Work required: Would you output the whole listing below, exactly as it reads?

(Figure data in JSON)
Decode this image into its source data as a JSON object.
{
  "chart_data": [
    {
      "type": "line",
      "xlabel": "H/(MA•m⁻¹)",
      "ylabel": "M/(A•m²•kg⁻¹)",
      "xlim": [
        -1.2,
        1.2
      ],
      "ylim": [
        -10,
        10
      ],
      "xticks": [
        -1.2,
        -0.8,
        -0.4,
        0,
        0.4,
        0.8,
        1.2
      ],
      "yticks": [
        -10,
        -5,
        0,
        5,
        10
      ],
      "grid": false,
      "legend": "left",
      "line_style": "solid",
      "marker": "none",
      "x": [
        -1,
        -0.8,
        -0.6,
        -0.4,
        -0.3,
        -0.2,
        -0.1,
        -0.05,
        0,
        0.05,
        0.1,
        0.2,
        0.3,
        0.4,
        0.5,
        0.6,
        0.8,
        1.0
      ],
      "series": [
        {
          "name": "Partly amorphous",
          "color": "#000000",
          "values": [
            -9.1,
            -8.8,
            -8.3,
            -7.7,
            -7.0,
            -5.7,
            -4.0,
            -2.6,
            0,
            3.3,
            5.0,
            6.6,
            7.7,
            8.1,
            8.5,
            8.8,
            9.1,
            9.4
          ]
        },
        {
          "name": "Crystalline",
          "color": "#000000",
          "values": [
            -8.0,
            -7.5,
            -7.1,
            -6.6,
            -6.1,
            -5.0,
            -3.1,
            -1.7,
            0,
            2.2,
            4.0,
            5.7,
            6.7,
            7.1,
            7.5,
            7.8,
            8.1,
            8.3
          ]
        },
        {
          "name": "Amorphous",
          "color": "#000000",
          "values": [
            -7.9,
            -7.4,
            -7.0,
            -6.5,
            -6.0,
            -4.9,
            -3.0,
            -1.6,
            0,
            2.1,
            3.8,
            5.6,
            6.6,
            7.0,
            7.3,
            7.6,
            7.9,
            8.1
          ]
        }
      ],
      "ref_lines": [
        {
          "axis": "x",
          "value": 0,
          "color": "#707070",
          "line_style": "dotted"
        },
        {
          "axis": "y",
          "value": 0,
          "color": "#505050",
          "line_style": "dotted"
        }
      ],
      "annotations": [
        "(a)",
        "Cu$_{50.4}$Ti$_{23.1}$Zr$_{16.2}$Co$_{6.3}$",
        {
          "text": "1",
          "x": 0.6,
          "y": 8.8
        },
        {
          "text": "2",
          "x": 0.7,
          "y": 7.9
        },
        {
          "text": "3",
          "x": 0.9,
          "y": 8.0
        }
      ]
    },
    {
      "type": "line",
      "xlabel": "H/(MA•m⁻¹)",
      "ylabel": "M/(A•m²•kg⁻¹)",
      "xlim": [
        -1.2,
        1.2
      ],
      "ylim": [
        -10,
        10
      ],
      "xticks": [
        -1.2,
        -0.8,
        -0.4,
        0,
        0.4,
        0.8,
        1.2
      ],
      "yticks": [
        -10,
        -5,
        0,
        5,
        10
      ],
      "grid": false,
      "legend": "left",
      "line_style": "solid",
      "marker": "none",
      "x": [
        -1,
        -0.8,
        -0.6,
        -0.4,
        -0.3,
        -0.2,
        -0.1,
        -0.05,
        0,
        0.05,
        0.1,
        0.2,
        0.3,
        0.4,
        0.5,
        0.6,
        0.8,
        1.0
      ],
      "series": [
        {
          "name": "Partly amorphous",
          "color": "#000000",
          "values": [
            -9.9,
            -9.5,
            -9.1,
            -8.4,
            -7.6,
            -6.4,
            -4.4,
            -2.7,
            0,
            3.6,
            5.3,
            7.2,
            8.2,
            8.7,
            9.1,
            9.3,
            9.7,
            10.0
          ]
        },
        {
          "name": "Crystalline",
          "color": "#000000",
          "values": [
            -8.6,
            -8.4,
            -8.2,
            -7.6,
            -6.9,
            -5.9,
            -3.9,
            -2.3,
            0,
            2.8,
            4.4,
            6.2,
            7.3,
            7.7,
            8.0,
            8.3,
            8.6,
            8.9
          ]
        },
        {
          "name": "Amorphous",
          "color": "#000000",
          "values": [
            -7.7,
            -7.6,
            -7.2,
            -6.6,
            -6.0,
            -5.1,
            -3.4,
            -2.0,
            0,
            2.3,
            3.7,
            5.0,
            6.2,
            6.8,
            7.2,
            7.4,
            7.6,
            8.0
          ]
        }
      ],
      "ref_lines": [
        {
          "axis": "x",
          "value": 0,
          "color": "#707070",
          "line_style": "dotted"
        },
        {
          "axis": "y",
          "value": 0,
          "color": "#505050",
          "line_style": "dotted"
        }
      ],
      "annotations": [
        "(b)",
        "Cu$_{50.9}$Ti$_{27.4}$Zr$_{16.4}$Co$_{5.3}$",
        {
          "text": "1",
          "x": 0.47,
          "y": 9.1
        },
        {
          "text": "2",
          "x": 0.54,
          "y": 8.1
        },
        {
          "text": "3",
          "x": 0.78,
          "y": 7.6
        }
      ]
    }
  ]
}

Written response:
Decode this image into its source data as a JSON object.
{
  "chart_data": [
    {
      "type": "line",
      "xlabel": "H/(MA•m⁻¹)",
      "ylabel": "M/(A•m²•kg⁻¹)",
      "xlim": [
        -1.2,
        1.2
      ],
      "ylim": [
        -10,
        10
      ],
      "xticks": [
        -1.2,
        -0.8,
        -0.4,
        0,
        0.4,
        0.8,
        1.2
      ],
      "yticks": [
        -10,
        -5,
        0,
        5,
        10
      ],
      "grid": false,
      "legend": "left",
      "line_style": "solid",
      "marker": "none",
      "x": [
        -1,
        -0.8,
        -0.6,
        -0.4,
        -0.3,
        -0.2,
        -0.1,
        -0.05,
        0,
        0.05,
        0.1,
        0.2,
        0.3,
        0.4,
        0.5,
        0.6,
        0.8,
        1.0
      ],
      "series": [
        {
          "name": "Partly amorphous",
          "color": "#000000",
          "values": [
            -9.1,
            -8.8,
            -8.3,
            -7.7,
            -7.0,
            -5.7,
            -4.0,
            -2.6,
            0,
            3.3,
            5.0,
            6.6,
            7.7,
            8.1,
            8.5,
            8.8,
            9.1,
            9.4
          ]
        },
        {
          "name": "Crystalline",
          "color": "#000000",
          "values": [
            -8.0,
            -7.5,
            -7.1,
            -6.6,
            -6.1,
            -5.0,
            -3.1,
            -1.7,
            0,
            2.2,
            4.0,
            5.7,
            6.7,
            7.1,
            7.5,
            7.8,
            8.1,
            8.3
          ]
        },
        {
          "name": "Amorphous",
          "color": "#000000",
          "values": [
            -7.9,
            -7.4,
            -7.0,
            -6.5,
            -6.0,
            -4.9,
            -3.0,
            -1.6,
            0,
            2.1,
            3.8,
            5.6,
            6.6,
            7.0,
            7.3,
            7.6,
            7.9,
            8.1
          ]
        }
      ],
      "ref_lines": [
        {
          "axis": "x",
          "value": 0,
          "color": "#707070",
          "line_style": "dotted"
        },
        {
          "axis": "y",
          "value": 0,
          "color": "#505050",
          "line_style": "dotted"
        }
      ],
      "annotations": [
        "(a)",
        "Cu$_{50.4}$Ti$_{23.1}$Zr$_{16.2}$Co$_{6.3}$",
        {
          "text": "1",
          "x": 0.6,
          "y": 8.8
        },
        {
          "text": "2",
          "x": 0.7,
          "y": 7.9
        },
        {
          "text": "3",
          "x": 0.9,
          "y": 8.0
        }
      ]
    },
    {
      "type": "line",
      "xlabel": "H/(MA•m⁻¹)",
      "ylabel": "M/(A•m²•kg⁻¹)",
      "xlim": [
        -1.2,
        1.2
      ],
      "ylim": [
        -10,
        10
      ],
      "xticks": [
        -1.2,
        -0.8,
        -0.4,
        0,
        0.4,
        0.8,
        1.2
      ],
      "yticks": [
        -10,
        -5,
        0,
        5,
        10
      ],
      "grid": false,
      "legend": "left",
      "line_style": "solid",
      "marker": "none",
      "x": [
        -1,
        -0.8,
        -0.6,
        -0.4,
        -0.3,
        -0.2,
        -0.1,
        -0.05,
        0,
        0.05,
        0.1,
        0.2,
        0.3,
        0.4,
        0.5,
        0.6,
        0.8,
        1.0
      ],
      "series": [
        {
          "name": "Partly amorphous",
          "color": "#000000",
          "values": [
            -9.9,
            -9.5,
            -9.1,
            -8.4,
            -7.6,
            -6.4,
            -4.4,
            -2.7,
            0,
            3.6,
            5.3,
            7.2,
            8.2,
            8.7,
            9.1,
            9.3,
            9.7,
            10.0
          ]
        },
        {
          "name": "Crystalline",
          "color": "#000000",
          "values": [
            -8.6,
            -8.4,
            -8.2,
            -7.6,
            -6.9,
            -5.9,
            -3.9,
            -2.3,
            0,
            2.8,
            4.4,
            6.2,
            7.3,
            7.7,
            8.0,
            8.3,
            8.6,
            8.9
          ]
        },
        {
          "name": "Amorphous",
          "color": "#000000",
          "values": [
            -7.7,
            -7.6,
            -7.2,
            -6.6,
            -6.0,
            -5.1,
            -3.4,
            -2.0,
            0,
            2.3,
            3.7,
            5.0,
            6.2,
            6.8,
            7.2,
            7.4,
            7.6,
            8.0
          ]
        }
      ],
      "ref_lines": [
        {
          "axis": "x",
          "value": 0,
          "color": "#707070",
          "line_style": "dotted"
        },
        {
          "axis": "y",
          "value": 0,
          "color": "#505050",
          "line_style": "dotted"
        }
      ],
      "annotations": [
        "(b)",
        "Cu$_{50.9}$Ti$_{27.4}$Zr$_{16.4}$Co$_{5.3}$",
        {
          "text": "1",
          "x": 0.47,
          "y": 9.1
        },
        {
          "text": "2",
          "x": 0.54,
          "y": 8.1
        },
        {
          "text": "3",
          "x": 0.78,
          "y": 7.6
        }
      ]
    }
  ]
}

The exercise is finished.